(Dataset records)
+++

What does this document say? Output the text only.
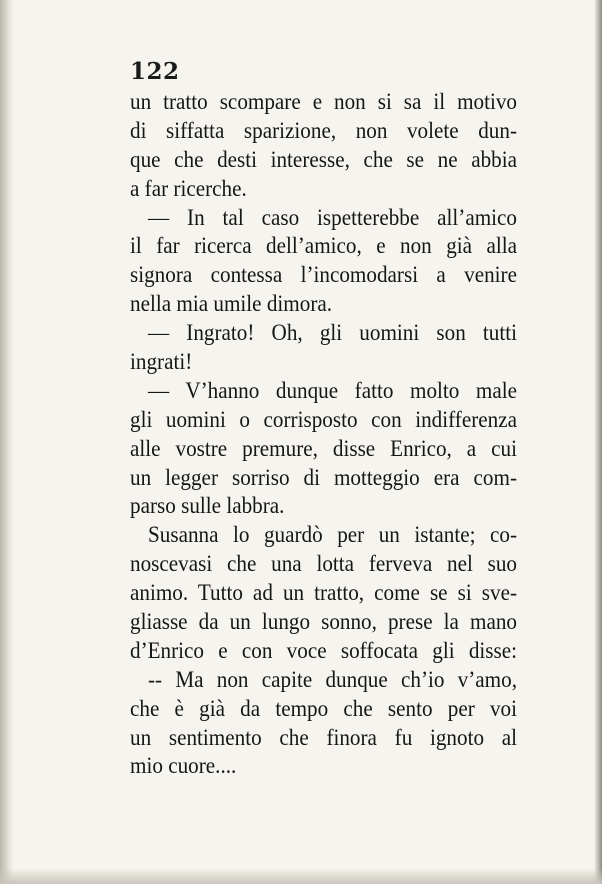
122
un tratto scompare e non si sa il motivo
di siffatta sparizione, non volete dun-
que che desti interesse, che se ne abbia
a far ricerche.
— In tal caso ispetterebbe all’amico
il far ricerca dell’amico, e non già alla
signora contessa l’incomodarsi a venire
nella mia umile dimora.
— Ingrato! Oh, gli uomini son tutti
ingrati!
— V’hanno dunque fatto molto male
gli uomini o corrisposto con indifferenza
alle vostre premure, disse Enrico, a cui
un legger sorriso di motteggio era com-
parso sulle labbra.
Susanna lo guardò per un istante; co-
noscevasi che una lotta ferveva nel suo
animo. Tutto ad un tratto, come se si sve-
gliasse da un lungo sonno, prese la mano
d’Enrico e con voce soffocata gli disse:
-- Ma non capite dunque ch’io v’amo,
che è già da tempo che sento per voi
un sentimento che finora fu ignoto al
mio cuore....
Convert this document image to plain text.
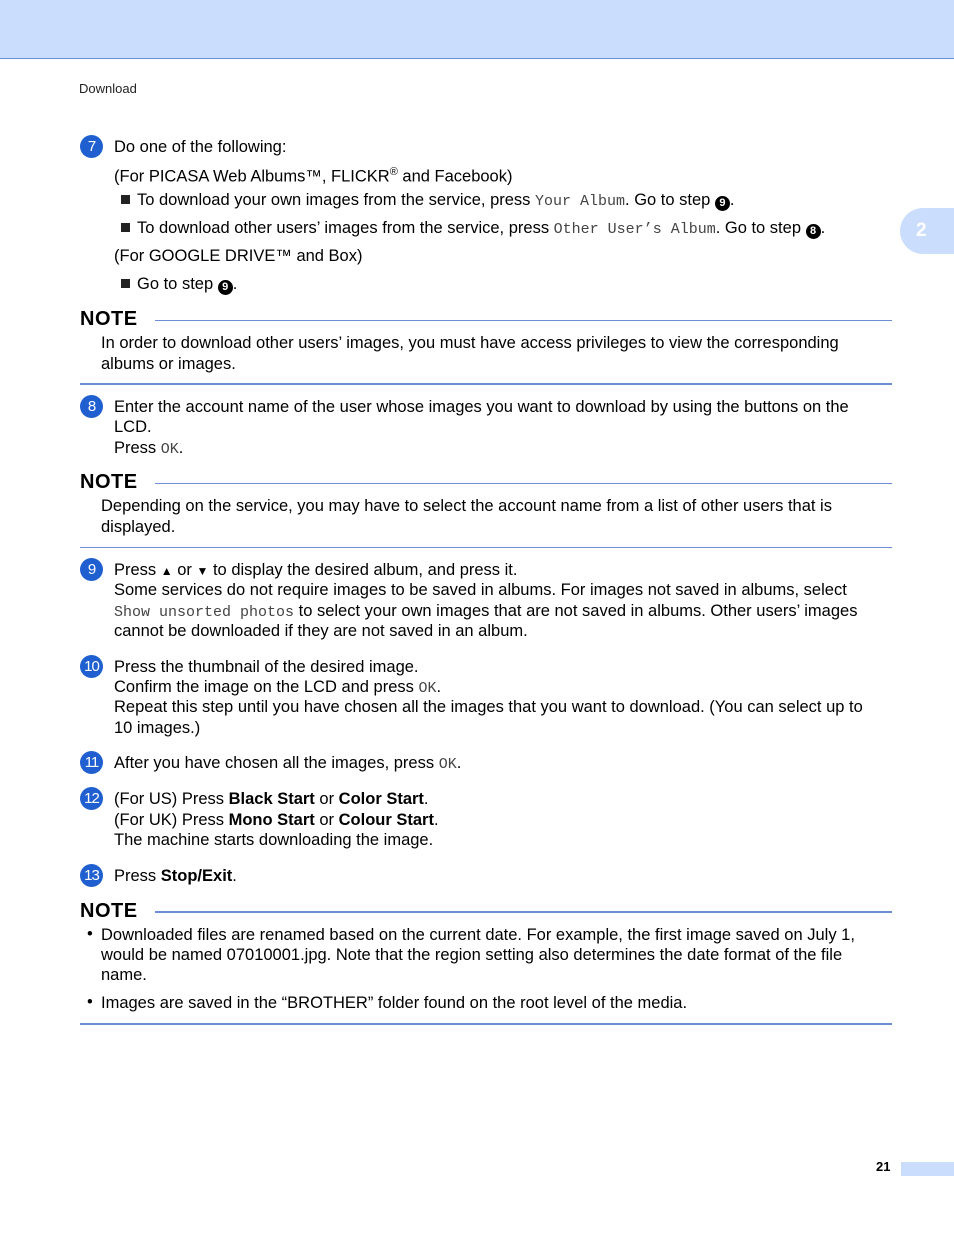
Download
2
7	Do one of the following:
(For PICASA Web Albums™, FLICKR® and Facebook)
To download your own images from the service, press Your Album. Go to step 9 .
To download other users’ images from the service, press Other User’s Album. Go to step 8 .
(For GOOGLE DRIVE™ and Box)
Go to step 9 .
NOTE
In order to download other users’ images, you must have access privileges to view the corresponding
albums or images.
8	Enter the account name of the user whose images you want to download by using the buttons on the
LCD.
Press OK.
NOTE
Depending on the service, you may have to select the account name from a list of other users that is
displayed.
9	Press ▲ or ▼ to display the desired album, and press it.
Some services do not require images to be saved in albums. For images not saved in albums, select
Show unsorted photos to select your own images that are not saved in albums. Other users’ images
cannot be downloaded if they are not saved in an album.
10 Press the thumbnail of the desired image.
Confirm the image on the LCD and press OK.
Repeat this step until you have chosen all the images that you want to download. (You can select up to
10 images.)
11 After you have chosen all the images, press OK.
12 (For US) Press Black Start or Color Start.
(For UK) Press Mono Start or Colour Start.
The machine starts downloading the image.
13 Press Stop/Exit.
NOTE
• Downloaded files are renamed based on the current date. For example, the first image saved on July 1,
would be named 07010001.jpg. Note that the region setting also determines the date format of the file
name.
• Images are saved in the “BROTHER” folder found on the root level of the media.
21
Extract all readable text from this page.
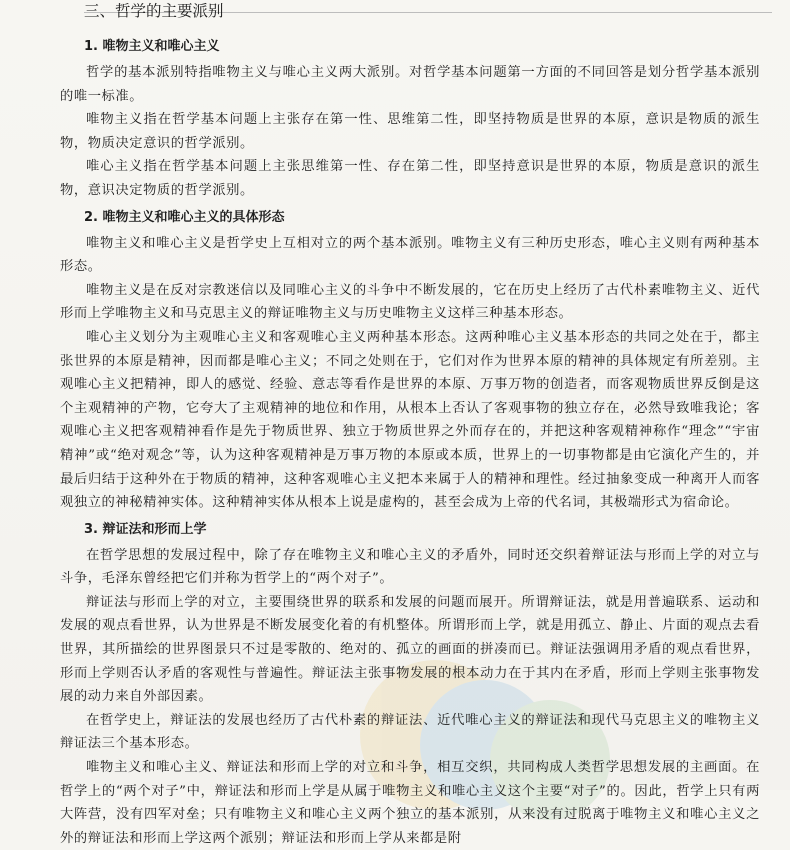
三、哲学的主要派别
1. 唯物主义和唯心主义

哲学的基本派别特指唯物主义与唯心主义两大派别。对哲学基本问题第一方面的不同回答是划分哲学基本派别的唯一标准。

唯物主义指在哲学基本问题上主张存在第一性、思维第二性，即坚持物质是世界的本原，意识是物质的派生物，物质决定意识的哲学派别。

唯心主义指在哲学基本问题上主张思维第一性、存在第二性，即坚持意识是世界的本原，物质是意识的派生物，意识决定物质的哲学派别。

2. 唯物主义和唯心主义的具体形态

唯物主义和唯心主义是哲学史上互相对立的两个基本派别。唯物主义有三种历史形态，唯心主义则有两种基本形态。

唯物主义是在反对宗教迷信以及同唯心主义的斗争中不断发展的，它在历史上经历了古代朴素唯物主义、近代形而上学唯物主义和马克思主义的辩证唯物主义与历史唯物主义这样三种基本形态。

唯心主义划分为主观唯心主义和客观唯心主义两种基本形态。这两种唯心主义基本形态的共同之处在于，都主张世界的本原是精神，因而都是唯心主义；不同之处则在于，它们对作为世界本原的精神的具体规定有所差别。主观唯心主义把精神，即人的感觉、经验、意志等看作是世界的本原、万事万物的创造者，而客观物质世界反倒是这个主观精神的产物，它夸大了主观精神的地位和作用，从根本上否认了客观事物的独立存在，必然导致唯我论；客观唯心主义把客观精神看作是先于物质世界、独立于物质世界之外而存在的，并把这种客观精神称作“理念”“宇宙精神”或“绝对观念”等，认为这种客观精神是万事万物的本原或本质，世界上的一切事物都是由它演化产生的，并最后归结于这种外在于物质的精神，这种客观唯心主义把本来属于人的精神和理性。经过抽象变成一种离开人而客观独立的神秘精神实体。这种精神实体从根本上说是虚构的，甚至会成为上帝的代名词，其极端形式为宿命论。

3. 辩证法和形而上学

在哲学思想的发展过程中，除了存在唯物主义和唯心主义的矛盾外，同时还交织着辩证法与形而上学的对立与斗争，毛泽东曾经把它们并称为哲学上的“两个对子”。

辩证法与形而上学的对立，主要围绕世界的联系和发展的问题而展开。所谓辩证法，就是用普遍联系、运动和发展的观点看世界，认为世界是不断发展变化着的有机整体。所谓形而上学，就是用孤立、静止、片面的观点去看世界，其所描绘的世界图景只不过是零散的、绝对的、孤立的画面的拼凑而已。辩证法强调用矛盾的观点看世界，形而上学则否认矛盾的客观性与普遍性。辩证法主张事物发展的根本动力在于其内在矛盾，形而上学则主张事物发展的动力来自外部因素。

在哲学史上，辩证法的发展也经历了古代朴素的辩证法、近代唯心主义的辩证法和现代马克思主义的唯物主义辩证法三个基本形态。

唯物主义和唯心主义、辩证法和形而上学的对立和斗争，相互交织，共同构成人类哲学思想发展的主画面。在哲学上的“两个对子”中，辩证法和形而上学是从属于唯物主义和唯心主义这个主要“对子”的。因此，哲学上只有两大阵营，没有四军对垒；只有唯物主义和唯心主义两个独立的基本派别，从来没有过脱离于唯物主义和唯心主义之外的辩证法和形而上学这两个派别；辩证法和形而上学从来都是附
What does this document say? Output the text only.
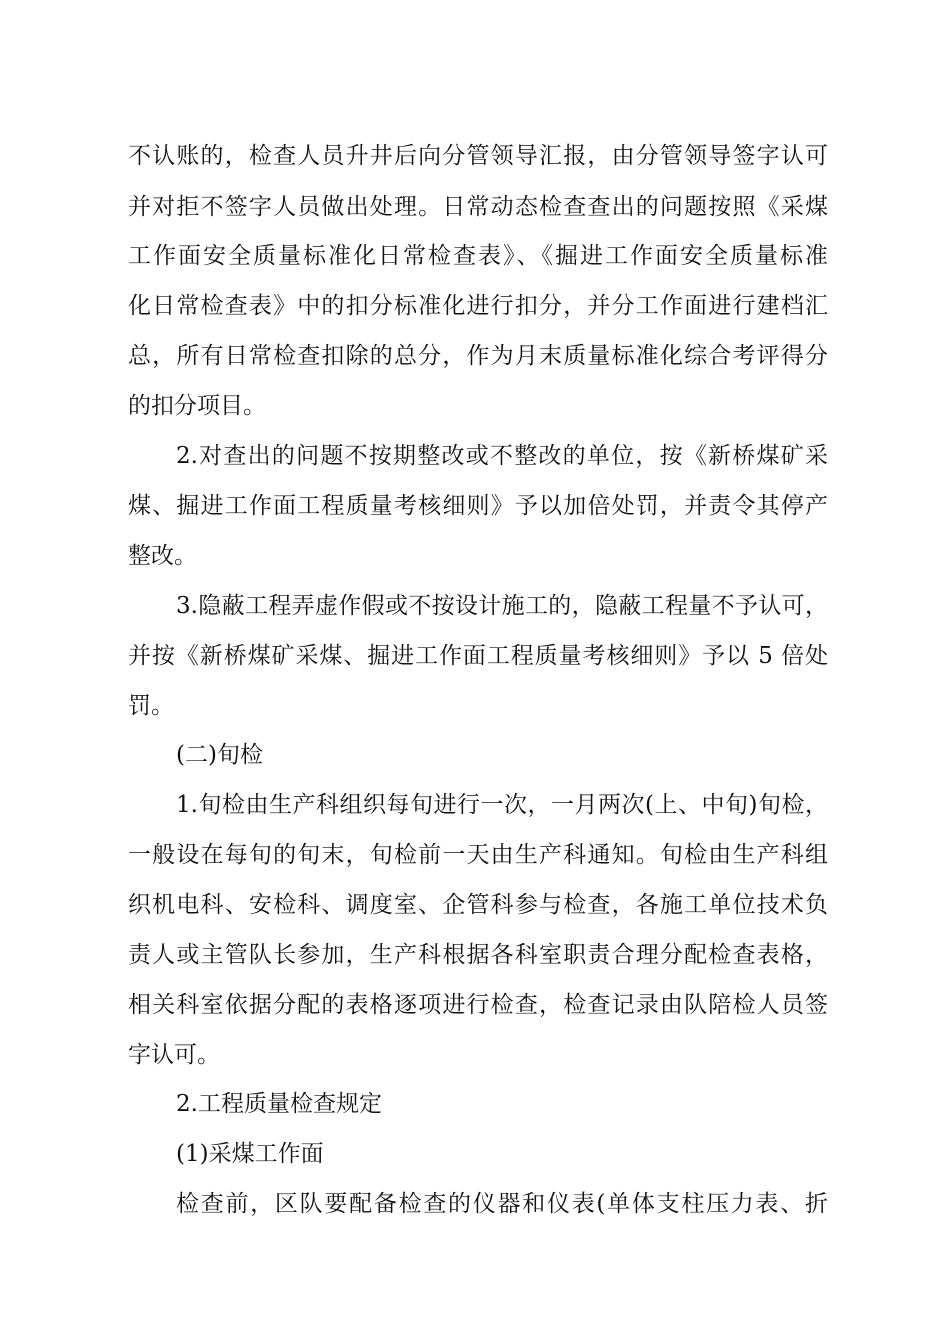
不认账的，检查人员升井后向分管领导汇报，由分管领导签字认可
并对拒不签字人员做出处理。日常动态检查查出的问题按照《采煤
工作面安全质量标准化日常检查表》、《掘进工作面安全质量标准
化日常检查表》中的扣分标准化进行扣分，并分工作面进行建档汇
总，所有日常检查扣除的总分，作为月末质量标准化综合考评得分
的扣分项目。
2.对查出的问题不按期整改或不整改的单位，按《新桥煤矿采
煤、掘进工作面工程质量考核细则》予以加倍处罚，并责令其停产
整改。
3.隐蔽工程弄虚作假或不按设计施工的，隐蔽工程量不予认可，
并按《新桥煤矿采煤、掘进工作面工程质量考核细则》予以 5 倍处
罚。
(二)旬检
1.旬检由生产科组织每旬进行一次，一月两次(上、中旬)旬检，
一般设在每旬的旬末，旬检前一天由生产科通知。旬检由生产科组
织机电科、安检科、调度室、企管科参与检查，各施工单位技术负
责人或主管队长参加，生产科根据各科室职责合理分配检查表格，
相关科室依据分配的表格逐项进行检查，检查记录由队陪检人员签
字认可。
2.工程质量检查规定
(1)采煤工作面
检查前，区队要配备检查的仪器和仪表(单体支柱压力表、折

+++

(Exercise directions) Where a line of the records above holds the word "saved", copy that line.

(Complete answer)
Some services do not require images to be saved in albums. For images not saved in albums, select
Show unsorted photos to select your own images that are not saved in albums. Other users’ images
cannot be downloaded if they are not saved in an album.
• Downloaded files are renamed based on the current date. For example, the first image saved on July 1,
• Images are saved in the “BROTHER” folder found on the root level of the media.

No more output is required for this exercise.